Set problem: Below are records; state how many of their lines hold the word "type", and give only the figure.

Figure dataset records
━━━━━━

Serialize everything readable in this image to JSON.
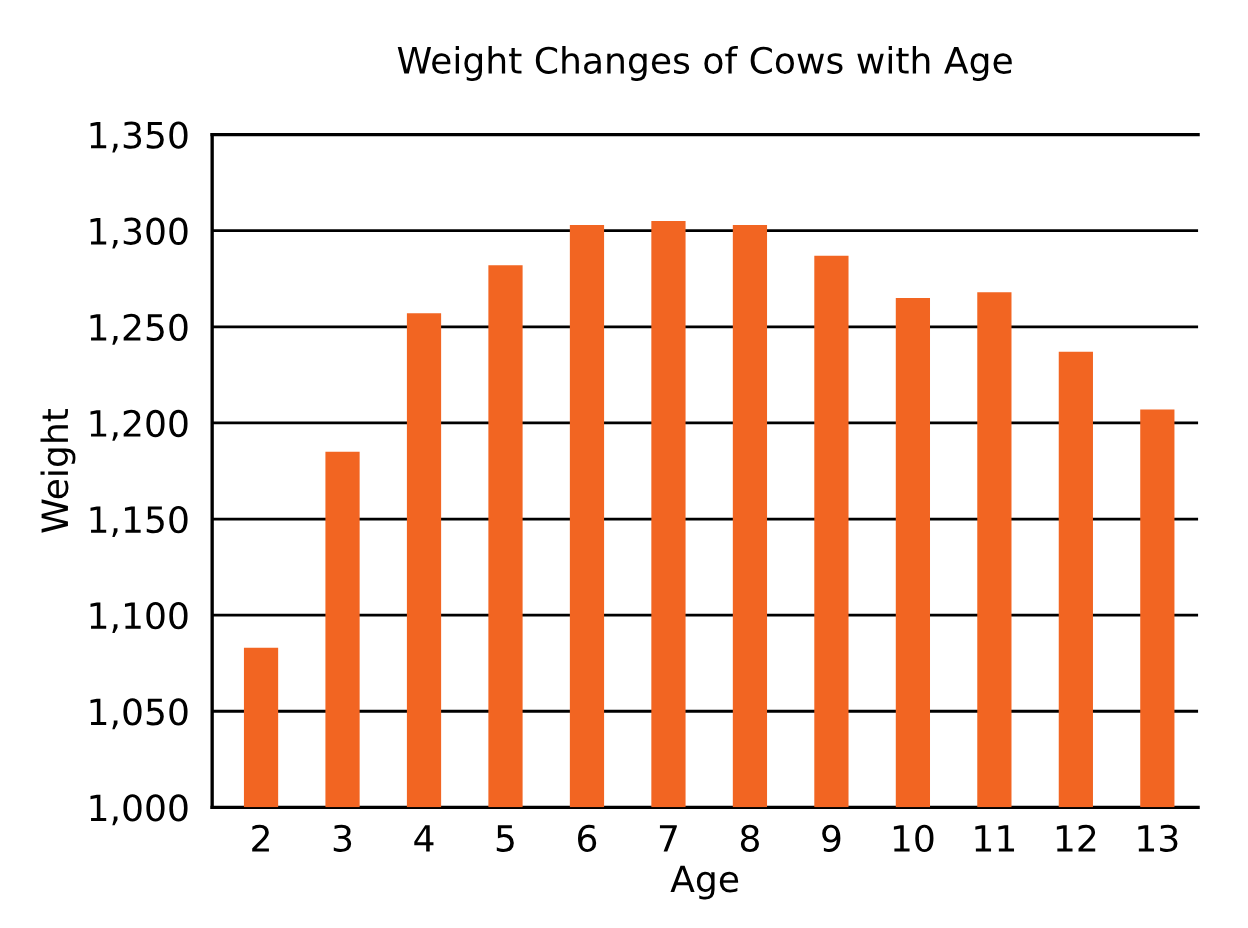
{
  "chart_data": {
    "type": "bar",
    "title": "Weight Changes of Cows with Age",
    "xlabel": "Age",
    "ylabel": "Weight",
    "categories": [
      "2",
      "3",
      "4",
      "5",
      "6",
      "7",
      "8",
      "9",
      "10",
      "11",
      "12",
      "13"
    ],
    "values": [
      1083,
      1185,
      1257,
      1282,
      1303,
      1305,
      1303,
      1287,
      1265,
      1268,
      1237,
      1207
    ],
    "color": "#f26522",
    "ylim": [
      1000,
      1350
    ],
    "yticks": [
      {
        "value": 1000,
        "label": "1,000"
      },
      {
        "value": 1050,
        "label": "1,050"
      },
      {
        "value": 1100,
        "label": "1,100"
      },
      {
        "value": 1150,
        "label": "1,150"
      },
      {
        "value": 1200,
        "label": "1,200"
      },
      {
        "value": 1250,
        "label": "1,250"
      },
      {
        "value": 1300,
        "label": "1,300"
      },
      {
        "value": 1350,
        "label": "1,350"
      }
    ],
    "grid": "y"
  }
}
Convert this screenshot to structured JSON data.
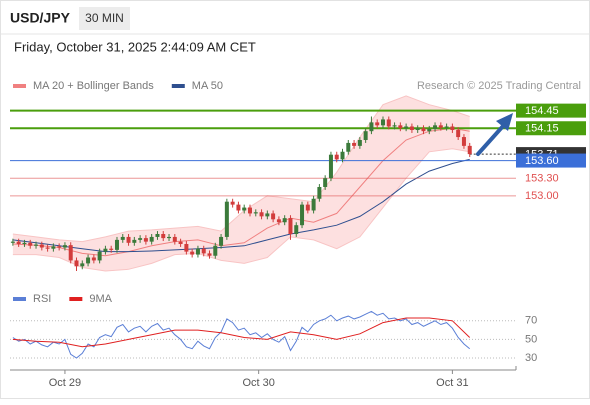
{
  "header": {
    "symbol": "USD/JPY",
    "timeframe": "30 MIN",
    "timestamp": "Friday, October 31, 2025 2:44:09 AM CET",
    "copyright": "Research © 2025 Trading Central"
  },
  "chart_data": [
    {
      "type": "candlestick",
      "xlim": [
        -0.5,
        87
      ],
      "ylim": [
        151.55,
        154.75
      ],
      "up_color": "#3b7a3b",
      "down_color": "#d23c3c",
      "open": [
        152.2,
        152.22,
        152.18,
        152.2,
        152.15,
        152.17,
        152.12,
        152.1,
        152.14,
        152.12,
        152.16,
        151.9,
        151.8,
        151.85,
        151.95,
        151.9,
        152.05,
        152.1,
        152.08,
        152.25,
        152.3,
        152.2,
        152.25,
        152.28,
        152.22,
        152.3,
        152.35,
        152.28,
        152.3,
        152.22,
        152.18,
        152.05,
        152.0,
        152.1,
        152.02,
        151.98,
        152.15,
        152.3,
        152.9,
        152.85,
        152.75,
        152.8,
        152.7,
        152.72,
        152.65,
        152.7,
        152.6,
        152.55,
        152.62,
        152.35,
        152.5,
        152.85,
        152.75,
        152.95,
        153.15,
        153.3,
        153.7,
        153.62,
        153.75,
        153.9,
        153.85,
        153.95,
        154.1,
        154.25,
        154.2,
        154.3,
        154.18,
        154.2,
        154.15,
        154.18,
        154.12,
        154.15,
        154.1,
        154.14,
        154.2,
        154.16,
        154.18,
        154.12,
        154.0,
        153.85
      ],
      "high": [
        152.27,
        152.27,
        152.25,
        152.25,
        152.22,
        152.22,
        152.17,
        152.19,
        152.19,
        152.21,
        152.21,
        151.95,
        151.9,
        152.0,
        152.0,
        152.1,
        152.15,
        152.15,
        152.3,
        152.35,
        152.35,
        152.3,
        152.33,
        152.33,
        152.35,
        152.4,
        152.4,
        152.35,
        152.35,
        152.27,
        152.23,
        152.1,
        152.15,
        152.15,
        152.07,
        152.2,
        152.35,
        152.95,
        152.95,
        152.9,
        152.85,
        152.85,
        152.77,
        152.77,
        152.75,
        152.75,
        152.65,
        152.67,
        152.67,
        152.55,
        152.9,
        152.9,
        153.0,
        153.2,
        153.35,
        153.75,
        153.75,
        153.8,
        153.95,
        153.95,
        154.0,
        154.15,
        154.35,
        154.3,
        154.35,
        154.35,
        154.25,
        154.25,
        154.23,
        154.23,
        154.2,
        154.2,
        154.19,
        154.25,
        154.25,
        154.23,
        154.23,
        154.17,
        154.05,
        153.9
      ],
      "low": [
        152.15,
        152.13,
        152.13,
        152.1,
        152.1,
        152.07,
        152.05,
        152.05,
        152.07,
        152.07,
        151.85,
        151.72,
        151.75,
        151.8,
        151.85,
        151.85,
        152.0,
        152.03,
        152.03,
        152.2,
        152.15,
        152.15,
        152.2,
        152.17,
        152.17,
        152.25,
        152.23,
        152.23,
        152.17,
        152.13,
        152.0,
        151.95,
        151.95,
        151.97,
        151.93,
        151.93,
        152.1,
        152.25,
        152.8,
        152.7,
        152.7,
        152.65,
        152.65,
        152.6,
        152.6,
        152.55,
        152.5,
        152.5,
        152.25,
        152.3,
        152.45,
        152.7,
        152.7,
        152.9,
        153.1,
        153.25,
        153.57,
        153.57,
        153.7,
        153.8,
        153.8,
        153.9,
        154.05,
        154.15,
        154.15,
        154.13,
        154.13,
        154.1,
        154.1,
        154.07,
        154.07,
        154.05,
        154.05,
        154.09,
        154.11,
        154.11,
        154.07,
        153.95,
        153.8,
        153.66
      ],
      "close": [
        152.22,
        152.18,
        152.2,
        152.15,
        152.17,
        152.12,
        152.1,
        152.14,
        152.12,
        152.16,
        151.9,
        151.8,
        151.85,
        151.95,
        151.9,
        152.05,
        152.1,
        152.08,
        152.25,
        152.3,
        152.2,
        152.25,
        152.28,
        152.22,
        152.3,
        152.35,
        152.28,
        152.3,
        152.22,
        152.18,
        152.05,
        152.0,
        152.1,
        152.02,
        151.98,
        152.15,
        152.3,
        152.9,
        152.85,
        152.75,
        152.8,
        152.7,
        152.72,
        152.65,
        152.7,
        152.6,
        152.55,
        152.62,
        152.35,
        152.5,
        152.85,
        152.75,
        152.95,
        153.15,
        153.3,
        153.7,
        153.62,
        153.75,
        153.9,
        153.85,
        153.95,
        154.1,
        154.25,
        154.2,
        154.3,
        154.18,
        154.2,
        154.15,
        154.18,
        154.12,
        154.15,
        154.1,
        154.14,
        154.2,
        154.16,
        154.18,
        154.12,
        154.0,
        153.85,
        153.71
      ],
      "series": [
        {
          "name": "MA 20 + Bollinger Bands",
          "color": "#f08080",
          "band_color": "#fde0e0",
          "x": [
            0,
            4,
            8,
            12,
            16,
            20,
            24,
            28,
            32,
            36,
            40,
            44,
            48,
            52,
            56,
            60,
            64,
            68,
            72,
            76,
            79
          ],
          "values": [
            152.18,
            152.16,
            152.12,
            152.02,
            151.98,
            152.05,
            152.15,
            152.22,
            152.25,
            152.15,
            152.2,
            152.45,
            152.62,
            152.55,
            152.7,
            153.15,
            153.6,
            153.95,
            154.1,
            154.15,
            154.1
          ],
          "upper": [
            152.35,
            152.3,
            152.25,
            152.22,
            152.3,
            152.4,
            152.42,
            152.45,
            152.48,
            152.4,
            152.75,
            153.0,
            152.95,
            152.9,
            153.4,
            154.0,
            154.55,
            154.7,
            154.55,
            154.45,
            154.35
          ],
          "lower": [
            152.0,
            152.0,
            151.95,
            151.78,
            151.72,
            151.75,
            151.85,
            152.0,
            152.02,
            151.9,
            151.85,
            151.95,
            152.3,
            152.25,
            152.1,
            152.3,
            152.8,
            153.3,
            153.75,
            153.8,
            153.75
          ]
        },
        {
          "name": "MA 50",
          "color": "#2f4f8f",
          "x": [
            0,
            4,
            8,
            12,
            16,
            20,
            24,
            28,
            32,
            36,
            40,
            44,
            48,
            52,
            56,
            60,
            64,
            68,
            72,
            76,
            79
          ],
          "values": [
            152.25,
            152.2,
            152.15,
            152.1,
            152.05,
            152.05,
            152.06,
            152.08,
            152.1,
            152.12,
            152.15,
            152.25,
            152.35,
            152.42,
            152.5,
            152.65,
            152.9,
            153.2,
            153.42,
            153.55,
            153.62
          ]
        }
      ],
      "levels": [
        {
          "value": 154.45,
          "color": "#4a9e0c",
          "style": "box"
        },
        {
          "value": 154.15,
          "color": "#4a9e0c",
          "style": "box"
        },
        {
          "value": 153.71,
          "color": "#333333",
          "style": "current"
        },
        {
          "value": 153.6,
          "label": "153.60",
          "color": "#3b6fd8",
          "style": "box"
        },
        {
          "value": 153.3,
          "label": "153.30",
          "color": "#e05050",
          "style": "text"
        },
        {
          "value": 153.0,
          "label": "153.00",
          "color": "#e05050",
          "style": "text"
        }
      ]
    },
    {
      "type": "line",
      "xlim": [
        -0.5,
        87
      ],
      "ylim": [
        16,
        88
      ],
      "yticks": [
        30,
        50,
        70
      ],
      "grid": true,
      "xticks": [
        {
          "value": 9,
          "label": "Oct 29"
        },
        {
          "value": 42.5,
          "label": "Oct 30"
        },
        {
          "value": 76,
          "label": "Oct 31"
        }
      ],
      "series": [
        {
          "name": "RSI",
          "color": "#5b7fd6",
          "values": [
            52,
            48,
            50,
            45,
            48,
            44,
            42,
            47,
            45,
            50,
            34,
            30,
            35,
            45,
            42,
            52,
            55,
            53,
            63,
            66,
            58,
            62,
            64,
            58,
            64,
            67,
            60,
            62,
            55,
            50,
            42,
            40,
            48,
            43,
            40,
            52,
            58,
            72,
            68,
            60,
            62,
            55,
            57,
            52,
            56,
            50,
            47,
            53,
            38,
            48,
            63,
            58,
            66,
            70,
            72,
            76,
            70,
            73,
            75,
            72,
            74,
            77,
            80,
            76,
            78,
            72,
            73,
            70,
            72,
            66,
            68,
            64,
            67,
            70,
            66,
            68,
            62,
            52,
            45,
            40
          ]
        },
        {
          "name": "9MA",
          "color": "#e02020",
          "x": [
            0,
            4,
            8,
            12,
            16,
            20,
            24,
            28,
            32,
            36,
            40,
            44,
            48,
            52,
            56,
            60,
            64,
            68,
            72,
            76,
            79
          ],
          "values": [
            50,
            48,
            47,
            42,
            45,
            50,
            55,
            60,
            60,
            57,
            52,
            50,
            58,
            55,
            50,
            56,
            68,
            73,
            73,
            70,
            52
          ]
        }
      ]
    }
  ]
}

━━━━━━

Result: 3